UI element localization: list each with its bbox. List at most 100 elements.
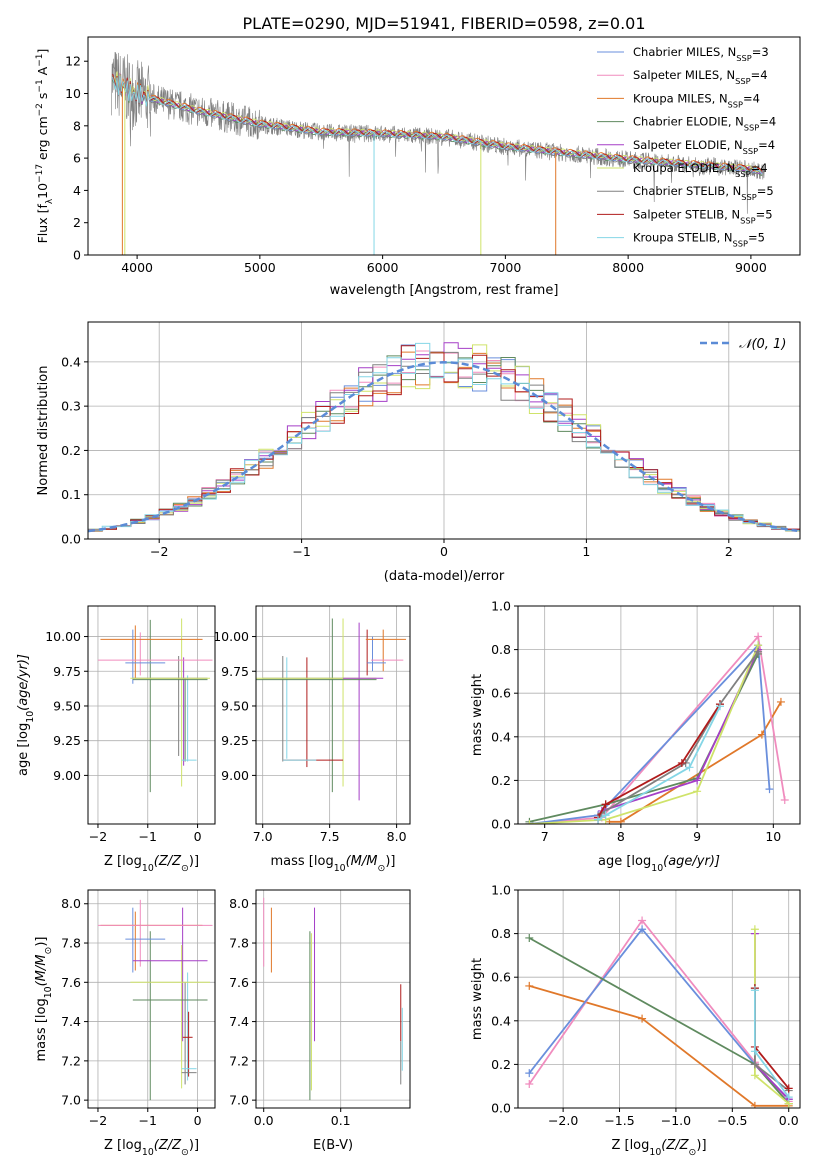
weight-marker-kroupa_stelib	[715, 702, 724, 711]
y-tick-label: 10.00	[213, 629, 249, 644]
x-tick-label: 8000	[612, 260, 644, 275]
x-tick-label: 4000	[121, 260, 153, 275]
x-tick-label: −1	[139, 1113, 157, 1128]
weight-marker-chabrier_miles	[638, 925, 647, 934]
weight-line-kroupa_miles	[609, 701, 782, 823]
weight-line-kroupa_elodie	[529, 644, 759, 824]
x-tick-label: 6000	[367, 260, 399, 275]
weight-marker-kroupa_miles	[616, 817, 625, 824]
y-axis-label: age [log10(age/yr)]	[16, 654, 36, 776]
y-tick-label: 0.8	[491, 642, 511, 657]
plot-area-residuals	[88, 342, 800, 534]
panel-mass_vs_Z: −2 −1 0 7.0 7.2 7.4 7.6 7.8 8.0 Z [log10(Z/Z⊙)] ma…	[34, 889, 216, 1158]
x-tick-label: −1	[139, 829, 157, 844]
weight-marker-kroupa_stelib	[601, 811, 610, 820]
y-tick-label: 6	[73, 151, 81, 166]
x-tick-label: −1.0	[661, 1113, 691, 1128]
x-tick-label: 0.1	[331, 1113, 351, 1128]
weight-marker-salpeter_miles	[638, 916, 647, 925]
histogram-kroupa_stelib	[88, 342, 800, 534]
weight-line-chabrier_miles	[528, 927, 790, 1100]
y-tick-label: 4	[73, 183, 81, 198]
y-tick-label: 7.4	[229, 1014, 249, 1029]
y-tick-label: 9.25	[221, 733, 249, 748]
y-tick-label: 0.6	[491, 970, 511, 985]
weight-marker-salpeter_miles	[780, 796, 789, 805]
y-tick-label: 1.0	[491, 883, 511, 898]
legend-label-salpeter_elodie: Salpeter ELODIE, NSSP=4	[633, 138, 775, 156]
panel-spectrum: 4000 5000 6000 7000 8000 9000 0 2 4 6 8 10 12 wavelen…	[35, 36, 801, 298]
panel-residuals: −2 −1 0 1 2 0.0 0.1 0.2 0.3 0.4 (data-model)/error…	[36, 321, 801, 584]
y-tick-label: 7.6	[229, 975, 249, 990]
x-tick-label: 7.5	[320, 829, 340, 844]
plot-area-mass_vs_Z	[97, 899, 213, 1101]
x-tick-label: 9	[693, 829, 701, 844]
x-axis-label: Z [log10(Z/Z⊙)]	[104, 1138, 199, 1158]
y-tick-label: 9.00	[221, 768, 249, 783]
x-axis-label: Z [log10(Z/Z⊙)]	[611, 1138, 706, 1158]
x-tick-label: −2.0	[548, 1113, 578, 1128]
x-tick-label: 10	[765, 829, 781, 844]
y-tick-label: 0.3	[61, 399, 81, 414]
plot-area-age_vs_mass	[256, 618, 406, 801]
y-tick-label: 12	[65, 54, 81, 69]
y-axis-label: mass weight	[470, 958, 485, 1040]
y-tick-label: 0.0	[491, 1101, 511, 1116]
plot-area-weight_vs_Z	[525, 916, 793, 1108]
panel-weight_vs_Z: −2.0 −1.5 −1.0 −0.5 0.0 0.0 0.2 0.4 0.6 0.8 1.0 Z […	[470, 883, 801, 1158]
x-tick-label: −1	[292, 544, 310, 559]
x-tick-label: 7.0	[253, 829, 273, 844]
y-tick-label: 9.00	[53, 768, 81, 783]
y-tick-label: 8.0	[61, 896, 81, 911]
y-tick-label: 0.8	[491, 926, 511, 941]
axes-frame	[87, 605, 216, 825]
y-tick-label: 10	[65, 86, 81, 101]
model-spectrum-kroupa_stelib	[112, 75, 763, 175]
y-tick-label: 0.2	[61, 443, 81, 458]
x-axis-label: Z [log10(Z/Z⊙)]	[104, 854, 199, 874]
y-tick-label: 7.0	[61, 1093, 81, 1108]
figure-title: PLATE=0290, MJD=51941, FIBERID=0598, z=0…	[242, 14, 645, 33]
y-tick-label: 7.8	[61, 936, 81, 951]
legend-label-salpeter_stelib: Salpeter STELIB, NSSP=5	[633, 207, 773, 225]
weight-marker-kroupa_elodie	[750, 1071, 759, 1080]
weight-marker-kroupa_stelib	[685, 763, 694, 772]
x-axis-label: mass [log10(M/M⊙)]	[271, 854, 396, 874]
weight-marker-kroupa_elodie	[693, 787, 702, 796]
legend-label-chabrier_stelib: Chabrier STELIB, NSSP=5	[633, 184, 774, 202]
y-axis-label: mass [log10(M/M⊙)]	[34, 937, 54, 1062]
x-tick-label: −1.5	[604, 1113, 634, 1128]
model-spectrum-salpeter_stelib	[112, 73, 763, 172]
weight-marker-kroupa_miles	[638, 1014, 647, 1023]
y-tick-label: 7.2	[61, 1053, 81, 1068]
y-tick-label: 10.00	[45, 629, 81, 644]
x-axis-label: (data-model)/error	[384, 569, 505, 584]
y-tick-label: 0	[73, 248, 81, 263]
weight-marker-kroupa_elodie	[525, 820, 534, 824]
x-axis-label: age [log10(age/yr)]	[598, 854, 720, 874]
legend-label-salpeter_miles: Salpeter MILES, NSSP=4	[633, 68, 768, 86]
y-tick-label: 1.0	[491, 599, 511, 614]
weight-marker-chabrier_stelib	[750, 1060, 759, 1069]
y-tick-label: 0.0	[491, 817, 511, 832]
y-tick-label: 0.6	[491, 686, 511, 701]
x-tick-label: 9000	[735, 260, 767, 275]
x-tick-label: 7000	[489, 260, 521, 275]
weight-marker-salpeter_elodie	[693, 776, 702, 785]
y-tick-label: 7.6	[61, 975, 81, 990]
y-tick-label: 0.2	[491, 1057, 511, 1072]
panel-mass_vs_ebv: 0.0 0.1 7.0 7.2 7.4 7.6 7.8 8.0 E(B-V)	[229, 889, 411, 1153]
weight-marker-kroupa_stelib	[750, 986, 759, 995]
x-tick-label: 0	[194, 1113, 202, 1128]
x-tick-label: 0	[194, 829, 202, 844]
weight-marker-salpeter_miles	[525, 1080, 534, 1089]
legend-label-kroupa_elodie: Kroupa ELODIE, NSSP=4	[633, 161, 768, 179]
y-tick-label: 2	[73, 215, 81, 230]
y-axis-label: Flux [fλ10−17 erg cm−2 s−1 A−1]	[35, 49, 55, 244]
panel-age_vs_mass: 7.0 7.5 8.0 9.00 9.25 9.50 9.75 10.00 mass [log1…	[213, 605, 411, 874]
axes-frame	[255, 889, 411, 1109]
x-tick-label: 5000	[244, 260, 276, 275]
weight-marker-salpeter_miles	[754, 632, 763, 641]
x-tick-label: 2	[725, 544, 733, 559]
x-tick-label: 7	[541, 829, 549, 844]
****************
• Instruction:
Please convert the records above into a Markdown table with the columns Row and Line. Put each non-blank line in its own numbered row, and leave the pictures out.

• The answer:
| Row | Line |
|---|---|
| 1 | UI element localization: list each with its bbox. List at most 100 elements. |
| 2 | weight-marker-kroupa_stelib	[715, 702, 724, 711] |
| 3 | y-tick-label: 10.00	[213, 629, 249, 644] |
| 4 | x-tick-label: 8000	[612, 260, 644, 275] |
| 5 | x-tick-label: 4000	[121, 260, 153, 275] |
| 6 | x-tick-label: −1	[139, 1113, 157, 1128] |
| 7 | weight-marker-chabrier_miles	[638, 925, 647, 934] |
| 8 | weight-line-kroupa_miles	[609, 701, 782, 823] |
| 9 | weight-line-kroupa_elodie	[529, 644, 759, 824] |
| 10 | x-tick-label: 6000	[367, 260, 399, 275] |
| 11 | weight-marker-kroupa_miles	[616, 817, 625, 824] |
| 12 | y-axis-label: age [log10(age/yr)]	[16, 654, 36, 776] |
| 13 | y-tick-label: 0.8	[491, 642, 511, 657] |
| 14 | plot-area-residuals	[88, 342, 800, 534] |
| 15 | panel-mass_vs_Z: −2 −1 0 7.0 7.2 7.4 7.6 7.8 8.0 Z [log10(Z/Z⊙)] ma…	[34, 889, 216, 1158] |
| 16 | x-tick-label: −1	[139, 829, 157, 844] |
| 17 | weight-marker-kroupa_stelib	[601, 811, 610, 820] |
| 18 | y-tick-label: 6	[73, 151, 81, 166] |
| 19 | x-tick-label: −1.0	[661, 1113, 691, 1128] |
| 20 | x-tick-label: 0.1	[331, 1113, 351, 1128] |
| 21 | weight-marker-salpeter_miles	[638, 916, 647, 925] |
| 22 | histogram-kroupa_stelib	[88, 342, 800, 534] |
| 23 | weight-line-chabrier_miles	[528, 927, 790, 1100] |
| 24 | y-tick-label: 4	[73, 183, 81, 198] |
| 25 | y-tick-label: 7.4	[229, 1014, 249, 1029] |
| 26 | y-tick-label: 9.25	[221, 733, 249, 748] |
| 27 | y-tick-label: 0.6	[491, 970, 511, 985] |
| 28 | weight-marker-salpeter_miles	[780, 796, 789, 805] |
| 29 | y-tick-label: 1.0	[491, 883, 511, 898] |
| 30 | legend-label-salpeter_elodie: Salpeter ELODIE, NSSP=4	[633, 138, 775, 156] |
| 31 | panel-spectrum: 4000 5000 6000 7000 8000 9000 0 2 4 6 8 10 12 wavelen…	[35, 36, 801, 298] |
| 32 | panel-residuals: −2 −1 0 1 2 0.0 0.1 0.2 0.3 0.4 (data-model)/error…	[36, 321, 801, 584] |
| 33 | y-tick-label: 7.6	[229, 975, 249, 990] |
| 34 | x-tick-label: 7.5	[320, 829, 340, 844] |
| 35 | plot-area-mass_vs_Z	[97, 899, 213, 1101] |
| 36 | x-tick-label: 9	[693, 829, 701, 844] |
| 37 | x-axis-label: Z [log10(Z/Z⊙)]	[104, 1138, 199, 1158] |
| 38 | y-tick-label: 9.00	[221, 768, 249, 783] |
| 39 | x-axis-label: Z [log10(Z/Z⊙)]	[611, 1138, 706, 1158] |
| 40 | x-tick-label: −2.0	[548, 1113, 578, 1128] |
| 41 | x-tick-label: 10	[765, 829, 781, 844] |
| 42 | y-tick-label: 0.3	[61, 399, 81, 414] |
| 43 | plot-area-age_vs_mass	[256, 618, 406, 801] |
| 44 | y-tick-label: 12	[65, 54, 81, 69] |
| 45 | y-axis-label: mass weight	[470, 958, 485, 1040] |
| 46 | y-tick-label: 0.0	[491, 1101, 511, 1116] |
| 47 | plot-area-weight_vs_Z	[525, 916, 793, 1108] |
| 48 | panel-weight_vs_Z: −2.0 −1.5 −1.0 −0.5 0.0 0.0 0.2 0.4 0.6 0.8 1.0 Z […	[470, 883, 801, 1158] |
| 49 | x-tick-label: −1	[292, 544, 310, 559] |
| 50 | x-tick-label: 7.0	[253, 829, 273, 844] |
| 51 | y-tick-label: 9.00	[53, 768, 81, 783] |
| 52 | y-tick-label: 8.0	[61, 896, 81, 911] |
| 53 | y-tick-label: 0.8	[491, 926, 511, 941] |
| 54 | axes-frame	[87, 605, 216, 825] |
| 55 | y-tick-label: 10	[65, 86, 81, 101] |
| 56 | model-spectrum-kroupa_stelib	[112, 75, 763, 175] |
| 57 | y-tick-label: 0.2	[61, 443, 81, 458] |
| 58 | x-axis-label: Z [log10(Z/Z⊙)]	[104, 854, 199, 874] |
| 59 | y-tick-label: 7.0	[61, 1093, 81, 1108] |
| 60 | figure-title: PLATE=0290, MJD=51941, FIBERID=0598, z=0…	[242, 14, 645, 33] |
| 61 | y-tick-label: 7.8	[61, 936, 81, 951] |
| 62 | legend-label-salpeter_stelib: Salpeter STELIB, NSSP=5	[633, 207, 773, 225] |
| 63 | weight-marker-kroupa_elodie	[750, 1071, 759, 1080] |
| 64 | weight-marker-kroupa_stelib	[685, 763, 694, 772] |
| 65 | x-axis-label: mass [log10(M/M⊙)]	[271, 854, 396, 874] |
| 66 | weight-marker-kroupa_elodie	[693, 787, 702, 796] |
| 67 | legend-label-chabrier_stelib: Chabrier STELIB, NSSP=5	[633, 184, 774, 202] |
| 68 | y-axis-label: mass [log10(M/M⊙)]	[34, 937, 54, 1062] |
| 69 | x-tick-label: −1.5	[604, 1113, 634, 1128] |
| 70 | model-spectrum-salpeter_stelib	[112, 73, 763, 172] |
| 71 | weight-marker-kroupa_miles	[638, 1014, 647, 1023] |
| 72 | y-tick-label: 7.2	[61, 1053, 81, 1068] |
| 73 | y-tick-label: 10.00	[45, 629, 81, 644] |
| 74 | x-axis-label: (data-model)/error	[384, 569, 505, 584] |
| 75 | y-tick-label: 0	[73, 248, 81, 263] |
| 76 | weight-marker-kroupa_elodie	[525, 820, 534, 824] |
| 77 | x-axis-label: age [log10(age/yr)]	[598, 854, 720, 874] |
| 78 | legend-label-salpeter_miles: Salpeter MILES, NSSP=4	[633, 68, 768, 86] |
| 79 | y-tick-label: 1.0	[491, 599, 511, 614] |
| 80 | weight-marker-chabrier_stelib	[750, 1060, 759, 1069] |
| 81 | y-tick-label: 0.0	[491, 817, 511, 832] |
| 82 | y-tick-label: 0.6	[491, 686, 511, 701] |
| 83 | x-tick-label: 9000	[735, 260, 767, 275] |
| 84 | x-tick-label: 7000	[489, 260, 521, 275] |
| 85 | weight-marker-salpeter_elodie	[693, 776, 702, 785] |
| 86 | y-tick-label: 7.6	[61, 975, 81, 990] |
| 87 | y-tick-label: 0.2	[491, 1057, 511, 1072] |
| 88 | panel-mass_vs_ebv: 0.0 0.1 7.0 7.2 7.4 7.6 7.8 8.0 E(B-V)	[229, 889, 411, 1153] |
| 89 | weight-marker-kroupa_stelib	[750, 986, 759, 995] |
| 90 | x-tick-label: 0	[194, 1113, 202, 1128] |
| 91 | x-tick-label: 0	[194, 829, 202, 844] |
| 92 | weight-marker-salpeter_miles	[525, 1080, 534, 1089] |
| 93 | legend-label-kroupa_elodie: Kroupa ELODIE, NSSP=4	[633, 161, 768, 179] |
| 94 | y-tick-label: 2	[73, 215, 81, 230] |
| 95 | y-axis-label: Flux [fλ10−17 erg cm−2 s−1 A−1]	[35, 49, 55, 244] |
| 96 | panel-age_vs_mass: 7.0 7.5 8.0 9.00 9.25 9.50 9.75 10.00 mass [log1…	[213, 605, 411, 874] |
| 97 | axes-frame	[255, 889, 411, 1109] |
| 98 | x-tick-label: 5000	[244, 260, 276, 275] |
| 99 | weight-marker-salpeter_miles	[754, 632, 763, 641] |
| 100 | x-tick-label: 2	[725, 544, 733, 559] |
| 101 | x-tick-label: 7	[541, 829, 549, 844] |